- **WRITTEN PROBLEM**
Copy down every line where the string "include" shows up.

- **EXTRACTED RECORDS**
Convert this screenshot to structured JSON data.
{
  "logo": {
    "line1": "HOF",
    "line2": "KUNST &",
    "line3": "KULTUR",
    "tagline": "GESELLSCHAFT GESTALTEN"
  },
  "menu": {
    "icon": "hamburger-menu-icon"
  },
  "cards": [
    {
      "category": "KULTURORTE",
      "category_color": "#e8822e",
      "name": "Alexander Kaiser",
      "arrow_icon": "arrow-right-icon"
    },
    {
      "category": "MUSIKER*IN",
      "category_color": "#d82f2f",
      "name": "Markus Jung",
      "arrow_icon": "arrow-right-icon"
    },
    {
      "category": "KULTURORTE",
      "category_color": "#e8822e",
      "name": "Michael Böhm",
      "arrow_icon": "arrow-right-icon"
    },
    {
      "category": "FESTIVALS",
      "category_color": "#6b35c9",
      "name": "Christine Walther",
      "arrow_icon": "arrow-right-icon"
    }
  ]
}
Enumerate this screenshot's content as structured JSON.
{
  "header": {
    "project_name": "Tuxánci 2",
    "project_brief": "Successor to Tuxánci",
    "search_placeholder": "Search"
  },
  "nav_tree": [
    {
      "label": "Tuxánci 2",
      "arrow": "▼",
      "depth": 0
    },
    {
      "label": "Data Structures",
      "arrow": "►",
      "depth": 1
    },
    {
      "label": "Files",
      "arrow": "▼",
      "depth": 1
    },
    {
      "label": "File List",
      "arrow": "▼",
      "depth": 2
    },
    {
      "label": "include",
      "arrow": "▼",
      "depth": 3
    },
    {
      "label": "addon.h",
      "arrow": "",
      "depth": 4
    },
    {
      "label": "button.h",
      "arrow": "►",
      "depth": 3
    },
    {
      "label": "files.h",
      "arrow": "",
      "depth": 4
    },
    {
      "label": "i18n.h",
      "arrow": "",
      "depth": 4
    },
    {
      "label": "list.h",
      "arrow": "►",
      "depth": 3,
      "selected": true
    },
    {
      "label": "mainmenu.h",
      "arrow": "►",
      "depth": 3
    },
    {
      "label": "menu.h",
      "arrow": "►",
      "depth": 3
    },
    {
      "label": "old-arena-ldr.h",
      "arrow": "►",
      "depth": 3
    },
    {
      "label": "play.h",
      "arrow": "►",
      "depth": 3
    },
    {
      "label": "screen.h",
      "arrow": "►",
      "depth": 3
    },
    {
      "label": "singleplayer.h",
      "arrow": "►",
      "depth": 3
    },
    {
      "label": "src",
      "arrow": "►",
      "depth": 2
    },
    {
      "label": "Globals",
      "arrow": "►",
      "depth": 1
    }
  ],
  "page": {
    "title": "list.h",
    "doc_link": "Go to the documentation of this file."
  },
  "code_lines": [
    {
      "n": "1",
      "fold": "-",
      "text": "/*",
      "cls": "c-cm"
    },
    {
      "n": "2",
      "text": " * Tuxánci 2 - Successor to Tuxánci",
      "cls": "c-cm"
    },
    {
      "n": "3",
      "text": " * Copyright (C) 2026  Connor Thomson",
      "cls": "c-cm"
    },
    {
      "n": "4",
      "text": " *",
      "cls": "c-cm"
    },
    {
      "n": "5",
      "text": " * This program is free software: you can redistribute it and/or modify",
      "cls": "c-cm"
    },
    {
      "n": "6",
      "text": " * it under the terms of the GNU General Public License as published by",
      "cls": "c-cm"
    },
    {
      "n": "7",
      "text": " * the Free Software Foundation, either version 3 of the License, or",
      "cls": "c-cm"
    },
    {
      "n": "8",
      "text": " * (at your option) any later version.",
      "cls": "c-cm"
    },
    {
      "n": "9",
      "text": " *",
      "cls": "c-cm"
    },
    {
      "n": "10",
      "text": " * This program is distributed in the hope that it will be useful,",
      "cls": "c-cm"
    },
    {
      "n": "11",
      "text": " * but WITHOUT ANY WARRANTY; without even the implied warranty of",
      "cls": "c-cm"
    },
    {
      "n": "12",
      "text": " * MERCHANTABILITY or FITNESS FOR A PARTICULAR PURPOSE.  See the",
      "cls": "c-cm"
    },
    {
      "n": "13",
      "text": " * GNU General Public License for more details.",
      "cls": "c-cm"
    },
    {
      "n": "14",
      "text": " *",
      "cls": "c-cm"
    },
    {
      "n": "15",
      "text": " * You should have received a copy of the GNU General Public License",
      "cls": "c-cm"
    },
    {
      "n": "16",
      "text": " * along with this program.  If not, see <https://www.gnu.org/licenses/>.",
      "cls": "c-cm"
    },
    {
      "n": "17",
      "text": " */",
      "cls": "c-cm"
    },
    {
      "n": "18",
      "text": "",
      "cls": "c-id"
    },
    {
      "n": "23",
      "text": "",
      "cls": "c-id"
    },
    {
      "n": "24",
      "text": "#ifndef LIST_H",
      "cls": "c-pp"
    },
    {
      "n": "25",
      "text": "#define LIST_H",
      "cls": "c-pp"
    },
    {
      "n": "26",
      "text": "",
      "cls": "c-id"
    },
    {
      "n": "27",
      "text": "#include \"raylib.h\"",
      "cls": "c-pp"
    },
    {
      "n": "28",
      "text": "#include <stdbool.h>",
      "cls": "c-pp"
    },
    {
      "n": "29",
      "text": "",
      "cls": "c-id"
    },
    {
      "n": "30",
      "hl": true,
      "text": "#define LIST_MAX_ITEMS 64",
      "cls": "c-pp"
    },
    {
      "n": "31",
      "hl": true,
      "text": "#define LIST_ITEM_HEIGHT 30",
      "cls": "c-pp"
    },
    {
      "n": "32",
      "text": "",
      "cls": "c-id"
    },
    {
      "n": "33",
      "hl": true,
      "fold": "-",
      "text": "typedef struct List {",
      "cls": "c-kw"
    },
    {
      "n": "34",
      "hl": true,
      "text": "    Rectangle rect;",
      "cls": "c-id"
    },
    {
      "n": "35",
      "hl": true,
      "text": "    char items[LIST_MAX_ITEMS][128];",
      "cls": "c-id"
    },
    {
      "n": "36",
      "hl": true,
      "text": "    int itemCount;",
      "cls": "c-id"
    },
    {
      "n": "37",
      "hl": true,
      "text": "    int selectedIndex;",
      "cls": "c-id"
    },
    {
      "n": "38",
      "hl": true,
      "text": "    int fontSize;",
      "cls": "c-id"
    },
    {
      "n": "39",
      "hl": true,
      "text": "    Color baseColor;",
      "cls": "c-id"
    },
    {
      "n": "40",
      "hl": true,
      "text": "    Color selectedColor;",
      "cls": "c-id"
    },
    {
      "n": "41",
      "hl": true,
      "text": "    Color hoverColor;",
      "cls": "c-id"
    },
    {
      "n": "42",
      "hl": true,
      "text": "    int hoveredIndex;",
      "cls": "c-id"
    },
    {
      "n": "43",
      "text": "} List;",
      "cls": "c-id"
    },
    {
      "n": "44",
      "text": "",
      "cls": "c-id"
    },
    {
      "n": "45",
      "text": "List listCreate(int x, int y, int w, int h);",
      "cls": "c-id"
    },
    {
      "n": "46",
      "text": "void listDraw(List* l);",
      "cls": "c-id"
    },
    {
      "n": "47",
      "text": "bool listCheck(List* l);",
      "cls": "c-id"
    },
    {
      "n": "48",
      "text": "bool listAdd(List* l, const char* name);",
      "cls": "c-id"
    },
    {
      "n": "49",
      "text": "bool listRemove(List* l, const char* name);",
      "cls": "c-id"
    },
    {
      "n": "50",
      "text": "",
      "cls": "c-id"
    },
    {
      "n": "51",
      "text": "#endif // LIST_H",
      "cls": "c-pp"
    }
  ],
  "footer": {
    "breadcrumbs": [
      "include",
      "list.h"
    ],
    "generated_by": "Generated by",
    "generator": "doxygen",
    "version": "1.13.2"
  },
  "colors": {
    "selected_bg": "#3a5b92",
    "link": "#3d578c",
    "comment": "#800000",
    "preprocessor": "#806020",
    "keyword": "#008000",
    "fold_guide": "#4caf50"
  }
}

- **RESULT FOR THIS EXERCISE**
      "label": "include",
      "text": "#include \"raylib.h\"",
      "text": "#include <stdbool.h>",
      "include",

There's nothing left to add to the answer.